Reading text:
** start **

Nothing
#' Fit New Documents
#'
#' A function for predicting thetas for an unseen document based on the previously fit model.
#'
#' Due to the existence of the metadata in the model, this isn't as simple as in models
#' without side information such as Latent Dirichlet Allocation. There are four scenarios:
#' models without covariate information, models with prevalence covariates only, models with
#' content covariates only and models with both. When there is not covariate information the
#' choice is essentially whether or not to use prior information.
#'
#' We offer three types of choices (and may offer more in the future):
#' \describe{
#' \item{"None"}{No prior is used. In the prevalence case this means that the model simply
#' maximizes the likelihood of seeing the words given the word-topic distribution. This will
#' in general produce more sharply peaked topic distributions than the prior. This can be used
#' even without the covariates. This is not an option for topical content covariate models. If
#' you do not observe the topical content covariate, use the "Average" option.}
#' \item{"Average"}{We use a prior that is based on the average over the documents in the training
#' set. This does not require the unseen documents to observe the covariates. In a model that originally
#' had covariates we need to adjust our estimate of the variance-covariance matrix sigma to accommodate that
#' we no longer have the covariate information. So we recalculate the variance based on what it would have
#' been if we didn't have any covariates. This helps avoid an edge case where the covariates are extremely
#' influential and we don't want that strength applied to the new covariate-less setting. In the case of
#' content covariates this essentially use the \code{\link{sageLabels}} approach to create a
#' marginalized distribution over words for each topic.
#' }
#' \item{"Covariate"}{We use the same covariate driven prior that existed in the original model.
#' This requires that the test covariates be observed for all previously unseen documents.}
#' }
#'
#' If you fit a document that was used during training with the options to replicate the initial
#' \code{\link{stm}} model fit you will not necessarily get exactly the same result. \code{\link{stm}}
#' updates the topic-word distributions last so they may shifted since the document-topic proportions
#' were updated. If the original model converged, they should be very close.
#'
#' By default the function returns only the MAP estimate of the normalized document-topic proportions
#' theta. By selecting \code{returnPrior=TRUE} you can get the various model parameters used to complete
#' the fit. By selecting \code{returnPosterior=TRUE} you can get the full variational posterior. Please
#' note that the full variational posterior is very memory intensive. For a sense of scale it requires an
#' extra \eqn{K^2 + K \times (V'+1) + 1} doubles per document where V' is the number of unique tokens in the document.
#'
#' \strong{Testing:} Getting the prevalence covariates right in the unseen documents can be tricky. However
#' as long as you leave \code{test} set to \code{TRUE} the code will automatically run a test to make sure
#' that everything lines up. See the internal function \code{\link{makeDesignMatrix}} for more on what is
#' going on here.
#'
#' \strong{Passing a Design Matrix} Advanced users may wish to circumvent this process and pass their
#' own design matrix possibly because they used their own function for transforming the original input
#' variables. This can be done by passing the design matrix using the \code{designMatrix} argument
#' The columns need to match the ordering of the design matrix for the original \code{stm} object.

** end **

Extracted information:
** start **

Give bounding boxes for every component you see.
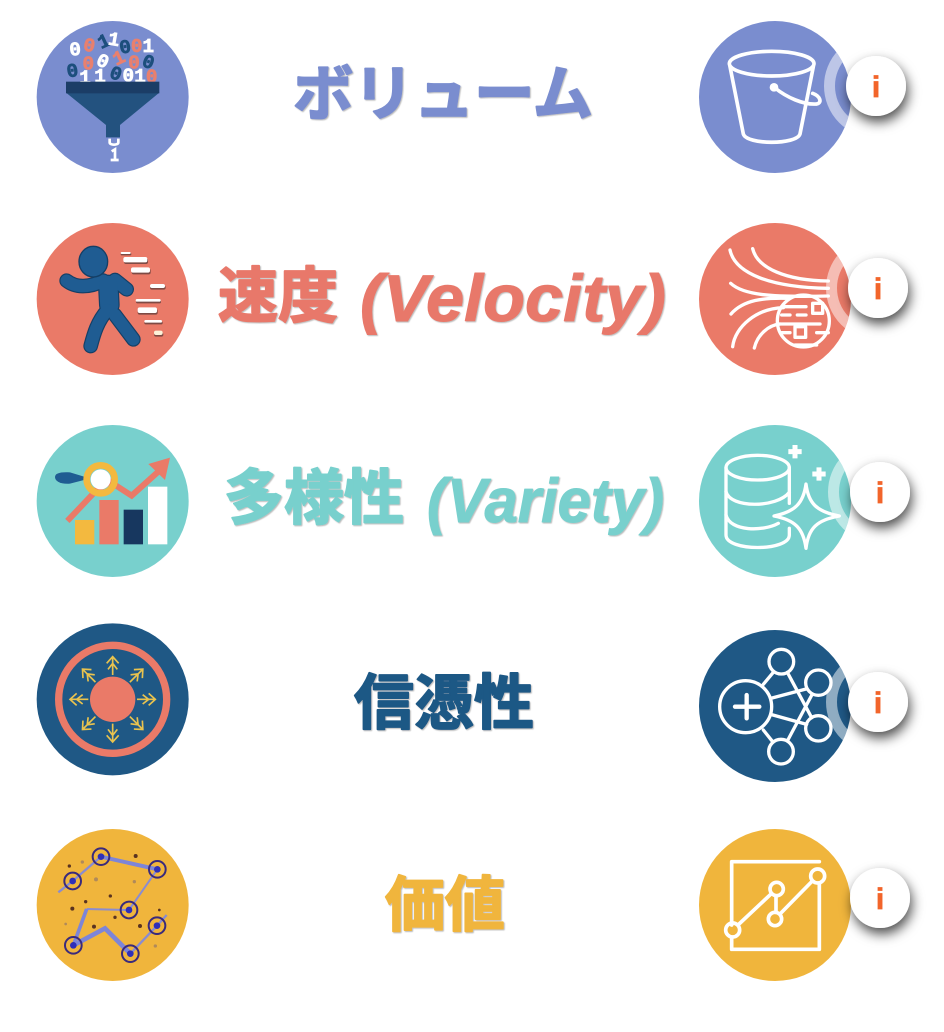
icon: running figure (37, 223, 189, 375)
icon: data funnel: 0 (92, 50, 112, 75)
icon: data funnel: 1 (106, 28, 121, 52)
icon: data funnel: 0 (118, 36, 133, 60)
icon: database with sparkle (699, 425, 851, 577)
heading: variety: 多様性 (224, 465, 404, 532)
icon: data funnel: 1 (94, 66, 106, 88)
heading: velocity (218, 261, 666, 335)
icon: data stream globe (699, 223, 851, 375)
heading: velocity: (Velocity) (360, 261, 666, 335)
icon: data funnel (37, 21, 189, 173)
icon: data funnel: 0 (65, 60, 80, 83)
info button: volume (824, 52, 917, 131)
icon: data funnel: 0 (68, 39, 82, 62)
icon: bucket (699, 21, 851, 173)
icon: line chart in frame (699, 829, 851, 981)
icon: data funnel: 0 (146, 67, 157, 89)
heading: variety (224, 465, 664, 536)
icon: data funnel: 0 (81, 34, 97, 58)
icon: data funnel: 1 (94, 30, 114, 55)
icon: data funnel: 1 (79, 67, 91, 89)
icon: data funnel: 0 (131, 36, 142, 58)
heading: value: 価値 (385, 872, 505, 939)
info button: veracity (826, 666, 919, 747)
icon: data funnel: 1 (109, 46, 129, 71)
row: velocity (37, 223, 924, 375)
info button: veracity: i (874, 687, 882, 720)
info button: variety: i (876, 477, 884, 510)
heading: volume: ボリューム (293, 61, 593, 128)
icon: radiating target (37, 623, 189, 775)
heading: velocity: 速度 (218, 263, 338, 330)
icon: data funnel: 0 (83, 54, 94, 76)
info button: velocity (826, 255, 919, 333)
row: veracity (37, 623, 924, 782)
info button: value: i (876, 883, 884, 916)
icon: data funnel: 0 (139, 51, 157, 75)
icon: constellation (37, 829, 189, 981)
icon: data funnel: 0 (128, 53, 140, 75)
icon: data funnel: 0 (123, 65, 134, 87)
icon: data funnel: 1 (134, 66, 146, 88)
icon: data funnel: 0 (106, 62, 125, 87)
info button: velocity: i (874, 273, 882, 306)
info button: variety (828, 459, 921, 537)
row: value (37, 829, 910, 981)
heading: variety: (Variety) (427, 467, 664, 536)
row: variety (37, 425, 926, 577)
info button: value (850, 868, 910, 928)
icon: data funnel: 1 (143, 36, 154, 58)
info button: volume: i (872, 71, 880, 104)
row: volume (37, 21, 922, 173)
icon: bar chart with magnifier (37, 425, 189, 577)
icon: neural network (699, 630, 851, 782)
heading: veracity: 信憑性 (354, 670, 534, 737)
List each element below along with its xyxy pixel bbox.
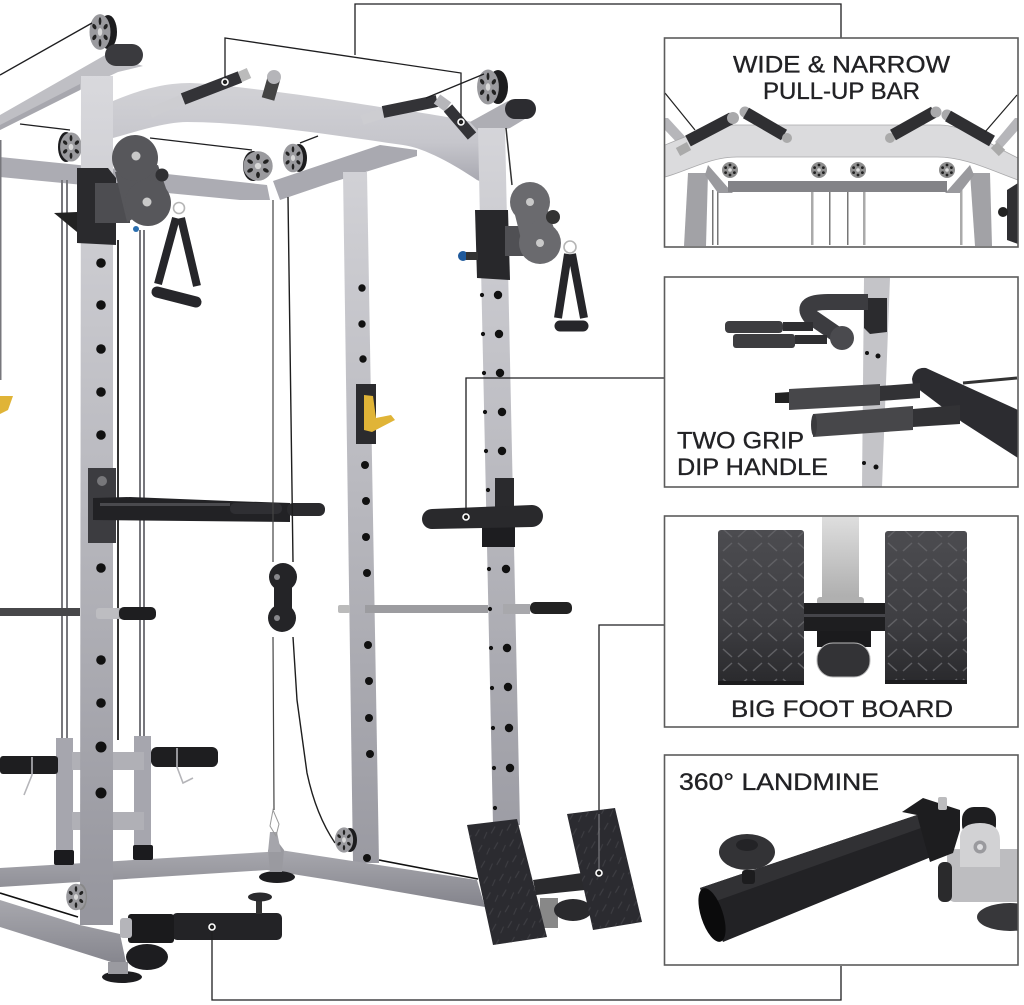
detail photo: pull-up bar xyxy=(665,93,1018,246)
heading: 360 landmine: 360° LANDMINE xyxy=(679,769,879,796)
right post xyxy=(478,128,520,825)
heading: two grip dip handle: TWO GRIP xyxy=(677,428,804,454)
front left post xyxy=(80,76,113,925)
left pulley carriage xyxy=(54,135,171,245)
base bars xyxy=(0,842,485,983)
rear pulleys xyxy=(58,132,307,181)
pull-up grips on frame xyxy=(150,70,472,136)
detail photo: landmine xyxy=(693,797,1024,945)
pull-up crossbar xyxy=(113,83,482,182)
right dip handle xyxy=(422,478,543,547)
panel: two grip dip handle xyxy=(664,277,1018,487)
callout: foot board leader xyxy=(596,625,665,876)
detail photo: foot board xyxy=(718,517,967,685)
left barbell sleeve on post xyxy=(96,608,118,619)
heading: wide and narrow pull-up bar xyxy=(733,52,950,105)
landmine attachment xyxy=(120,892,282,970)
right D-handle xyxy=(558,241,584,326)
top cap right xyxy=(505,99,536,119)
top pulley left xyxy=(90,14,117,50)
guide rods xyxy=(0,140,145,740)
cables and hanging pulleys xyxy=(66,197,357,910)
lower left weight stack uprights xyxy=(0,736,218,865)
heading: two grip dip handle xyxy=(677,428,828,481)
back post xyxy=(343,172,379,863)
back top crossbars xyxy=(0,145,417,200)
callout: pull-up bar leader xyxy=(0,4,841,150)
heading: wide and narrow pull-up bar: WIDE & NARROW xyxy=(733,52,950,78)
foot board assembly xyxy=(467,808,642,945)
panel: wide and narrow pull-up bar xyxy=(664,38,1018,247)
heading: two grip dip handle: DIP HANDLE xyxy=(677,454,828,481)
left barbell rod xyxy=(0,607,156,620)
top cap left xyxy=(105,44,143,66)
left D-handle xyxy=(157,202,197,302)
callout: dip handle leader xyxy=(463,378,665,520)
detail photo: dip handle xyxy=(725,278,1018,487)
hook fragment at left edge xyxy=(0,396,13,414)
rack illustration xyxy=(0,14,642,983)
panel: big foot board xyxy=(664,516,1018,727)
top pulley right xyxy=(477,70,508,104)
right barbell rod xyxy=(338,602,572,614)
right pulley carriage xyxy=(458,128,561,280)
callout: landmine leader xyxy=(209,924,841,1000)
heading: wide and narrow pull-up bar: PULL-UP BAR xyxy=(763,78,920,105)
top right arm xyxy=(470,101,530,135)
left dip handle xyxy=(88,468,325,543)
top left beam xyxy=(0,54,143,130)
heading: big foot board: BIG FOOT BOARD xyxy=(731,696,953,723)
panel: 360 landmine xyxy=(664,755,1024,965)
yellow hook xyxy=(356,384,395,444)
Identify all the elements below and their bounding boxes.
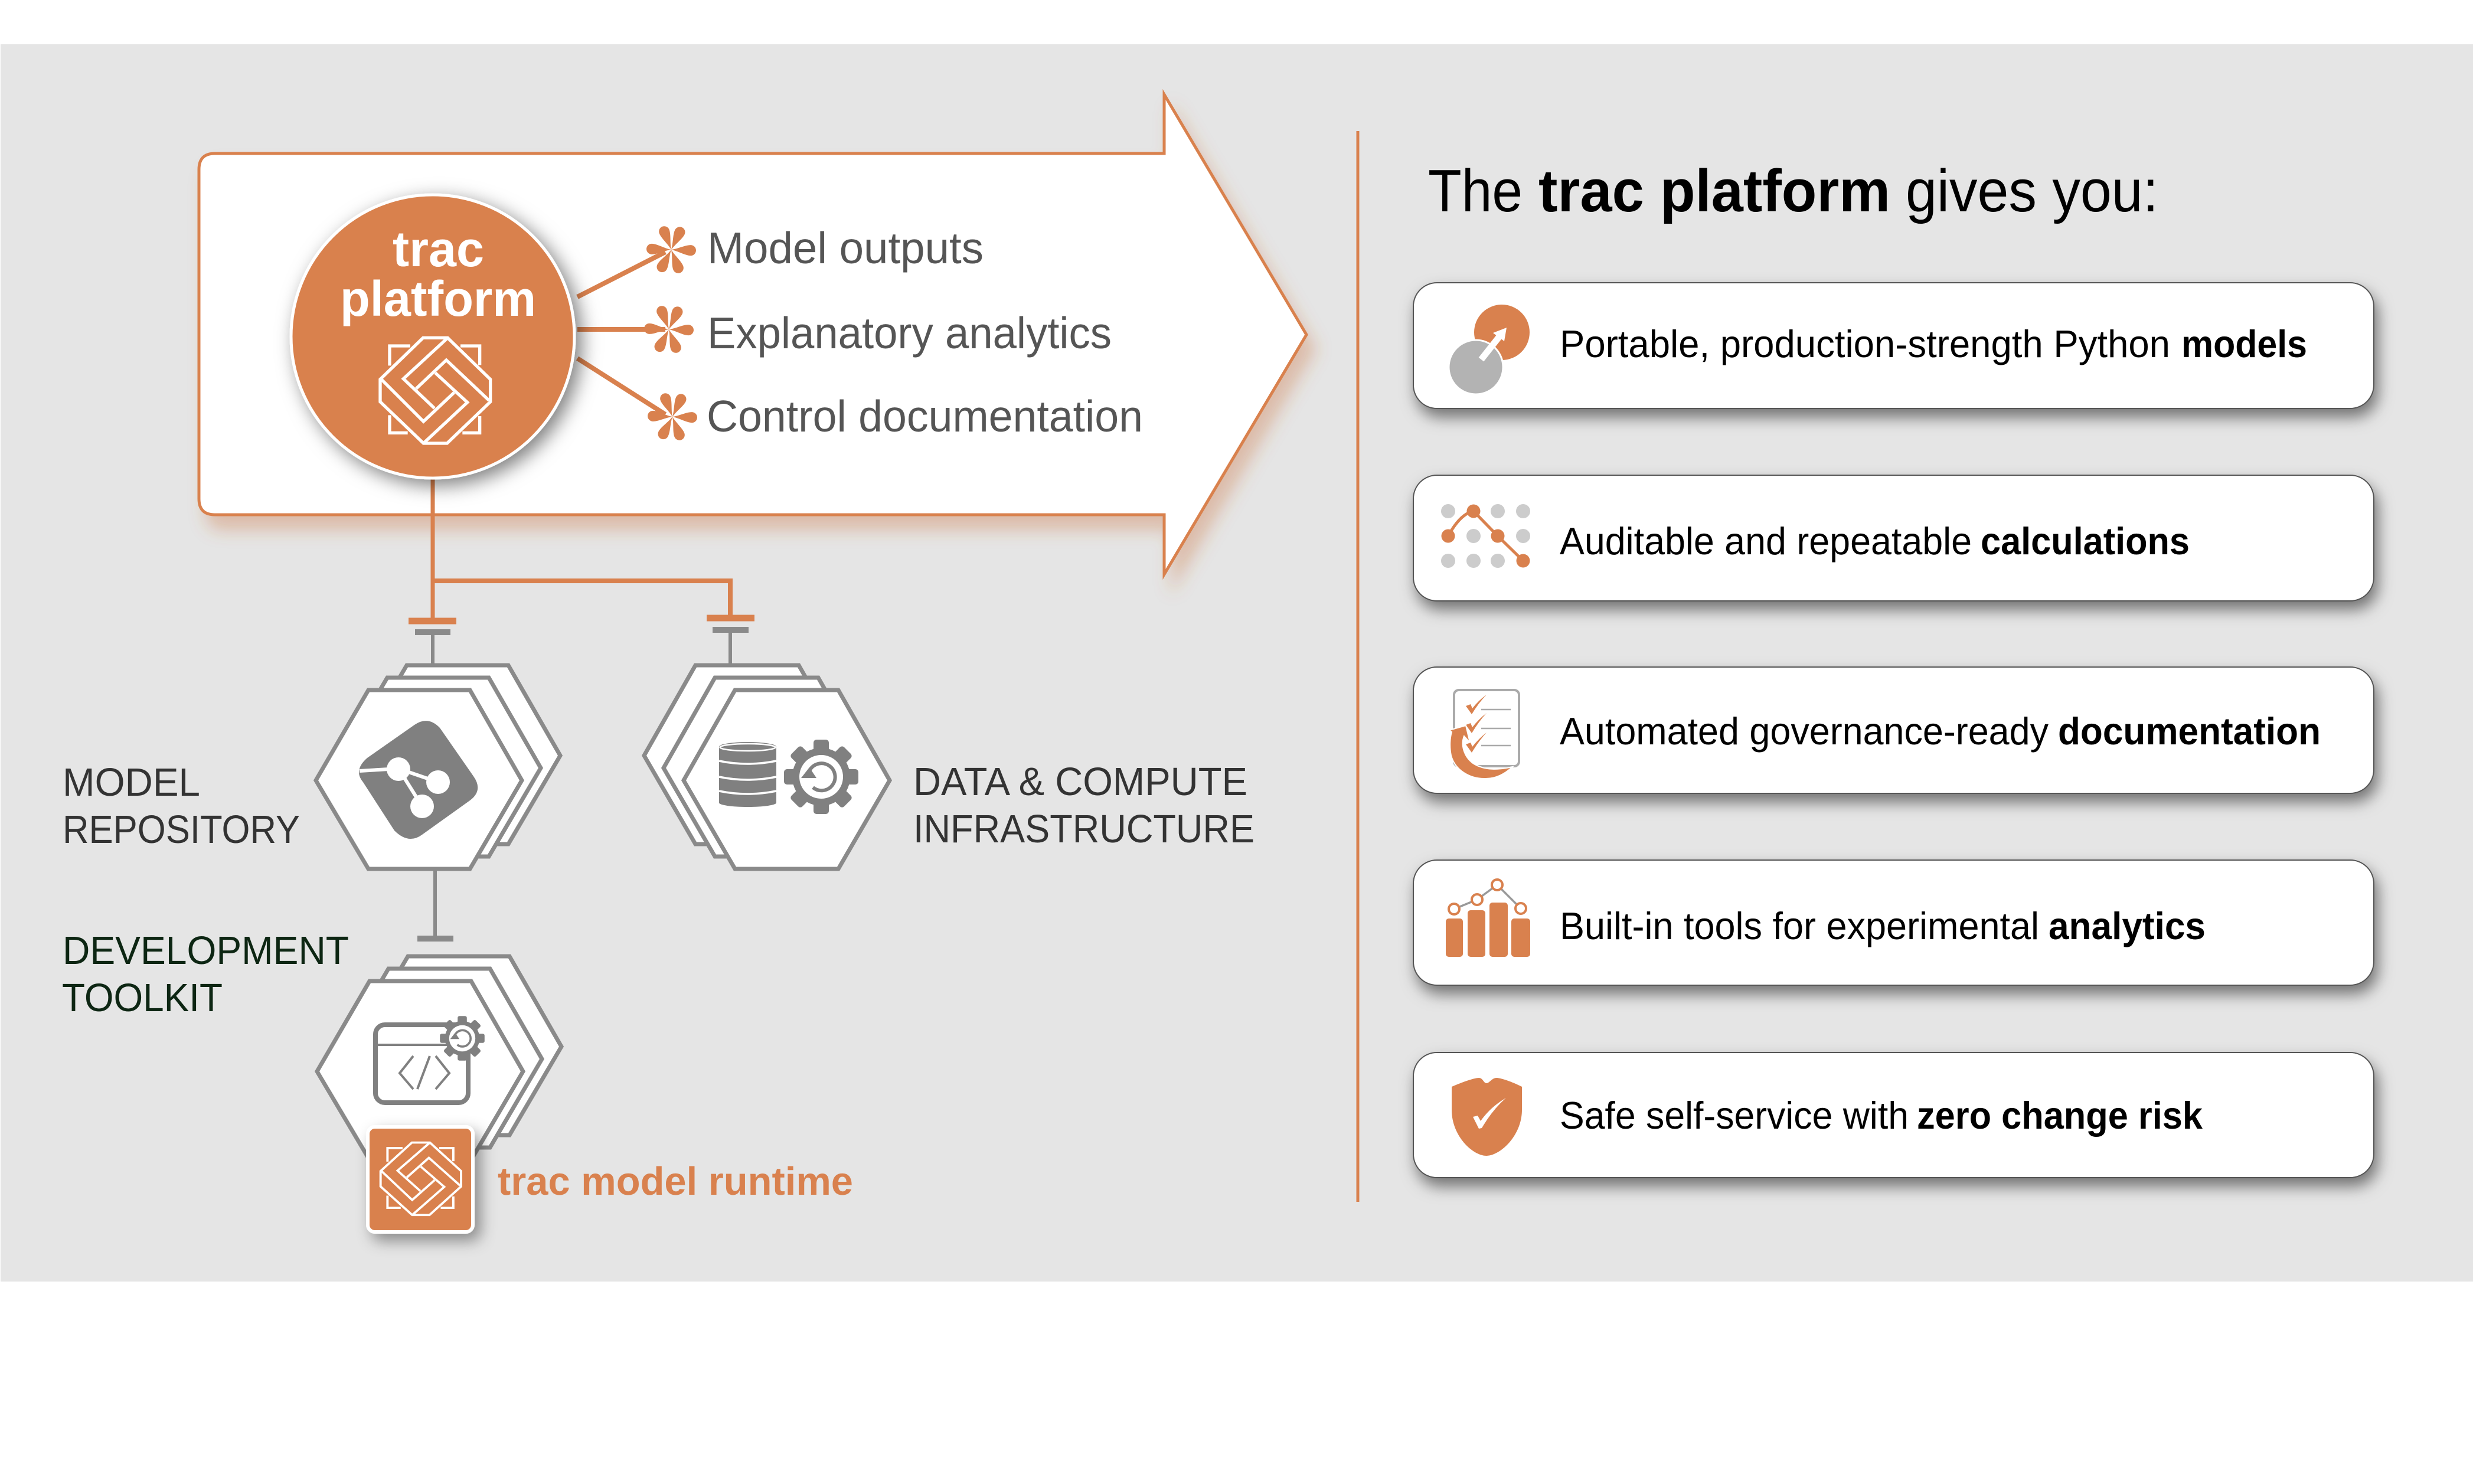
title <box>1428 158 2158 224</box>
text: analytics: analytics <box>2049 904 2206 947</box>
divider <box>1357 131 1359 1202</box>
card: documentation <box>1413 667 2374 793</box>
connectors: outputs <box>577 252 665 414</box>
text: portable models: models <box>2181 322 2307 365</box>
card: zero change risk <box>1413 1052 2374 1178</box>
text: portable models: Portable, production-strength Python <box>1560 322 2170 365</box>
label: model repository: REPOSITORY <box>63 808 300 852</box>
panel: trac platform arrow <box>199 94 1306 574</box>
text: calculations: calculations <box>1981 519 2190 563</box>
text: calculations <box>1560 519 2190 563</box>
text: analytics: Built-in tools for experimental <box>1560 904 2039 947</box>
title: gives you: <box>1906 158 2158 224</box>
trac platform circle <box>291 195 574 478</box>
text: zero change risk: Safe self-service with <box>1560 1094 1909 1137</box>
label: data and compute infrastructure <box>913 760 1255 851</box>
connectors: platform to infrastructure <box>409 479 754 621</box>
text: zero change risk <box>1560 1094 2203 1137</box>
title: trac platform <box>1538 158 1890 224</box>
text: calculations: Auditable and repeatable <box>1560 519 1972 563</box>
title: The <box>1428 158 1523 224</box>
text: zero change risk: zero change risk <box>1917 1094 2203 1137</box>
icon: gear <box>784 740 858 814</box>
icon: shield <box>1452 1078 1522 1156</box>
card: analytics <box>1413 860 2374 985</box>
label: data and compute infrastructure: DATA & COMPUTE <box>913 760 1247 804</box>
icon: bar chart <box>1446 880 1530 957</box>
label: development toolkit <box>62 929 349 1020</box>
text: documentation <box>1560 710 2321 753</box>
output: Control documentation: Control documentation <box>707 391 1143 441</box>
label: trac model runtime: trac model runtime <box>498 1159 853 1204</box>
icon: trac logo <box>380 338 491 443</box>
output: Explanatory analytics: Explanatory analytics <box>707 308 1112 358</box>
connector: repository to toolkit <box>417 870 453 939</box>
icon: git <box>359 721 478 839</box>
text: documentation: Automated governance-ready <box>1560 710 2049 753</box>
label: model repository: MODEL <box>63 760 200 805</box>
connector: infrastructure stem <box>713 630 749 666</box>
heading: trac: trac <box>393 221 484 277</box>
card: calculations <box>1413 475 2374 601</box>
label: data and compute infrastructure: INFRASTRUCTURE <box>913 807 1255 851</box>
label: model repository <box>63 760 300 852</box>
text: documentation: documentation <box>2058 710 2321 753</box>
icon: code window <box>375 1016 485 1103</box>
card: portable models <box>1413 283 2374 408</box>
icon: portable circles <box>1449 305 1530 394</box>
label: development toolkit: DEVELOPMENT <box>63 929 349 973</box>
connector: repository stem <box>415 632 450 666</box>
output: Model outputs: Model outputs <box>707 223 984 273</box>
icon: database <box>719 742 776 807</box>
trac model runtime badge <box>368 1127 473 1232</box>
hexagon stack: development toolkit <box>317 956 561 1160</box>
icon: dot plot <box>1441 504 1530 568</box>
hexagon stack: data and compute <box>644 665 890 869</box>
label: development toolkit: TOOLKIT <box>62 976 223 1020</box>
icon: checklist document <box>1449 690 1519 779</box>
heading: platform: platform <box>340 271 536 326</box>
hexagon stack: model repository <box>316 665 560 869</box>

** end **

Actions to take:
1. From the documentation on fitting new documents, return everything from "#' This requires" down to "be very close.".
2. In the documentation on fitting new documents, which option is recommended when the topical content covariate is not observed?
3. Summarize the documentation on fitting new documents in two sentences.

Answers to the exercise:
1.
#' This requires that the test covariates be observed for all previously unseen documents.}
#' }
#'
#' If you fit a document that was used during training with the options to replicate the initial
#' \code{\link{stm}} model fit you will not necessarily get exactly the same result. \code{\link{stm}}
#' updates the topic-word distributions last so they may shifted since the document-topic proportions
#' were updated. If the original model converged, they should be very close.

2. The "Average" option.

3. The function predicts thetas for unseen documents from a previously fit model and offers three prior choices: "None" uses no prior, "Average" uses a prior based on the average over the training documents, and "Covariate" uses the original model's covariate-driven prior, which requires the test covariates to be observed. By default it returns only the MAP estimate of the normalized document-topic proportions, but it can also return the model parameters used in the fit or the memory-intensive full variational posterior, and advanced users may pass their own design matrix.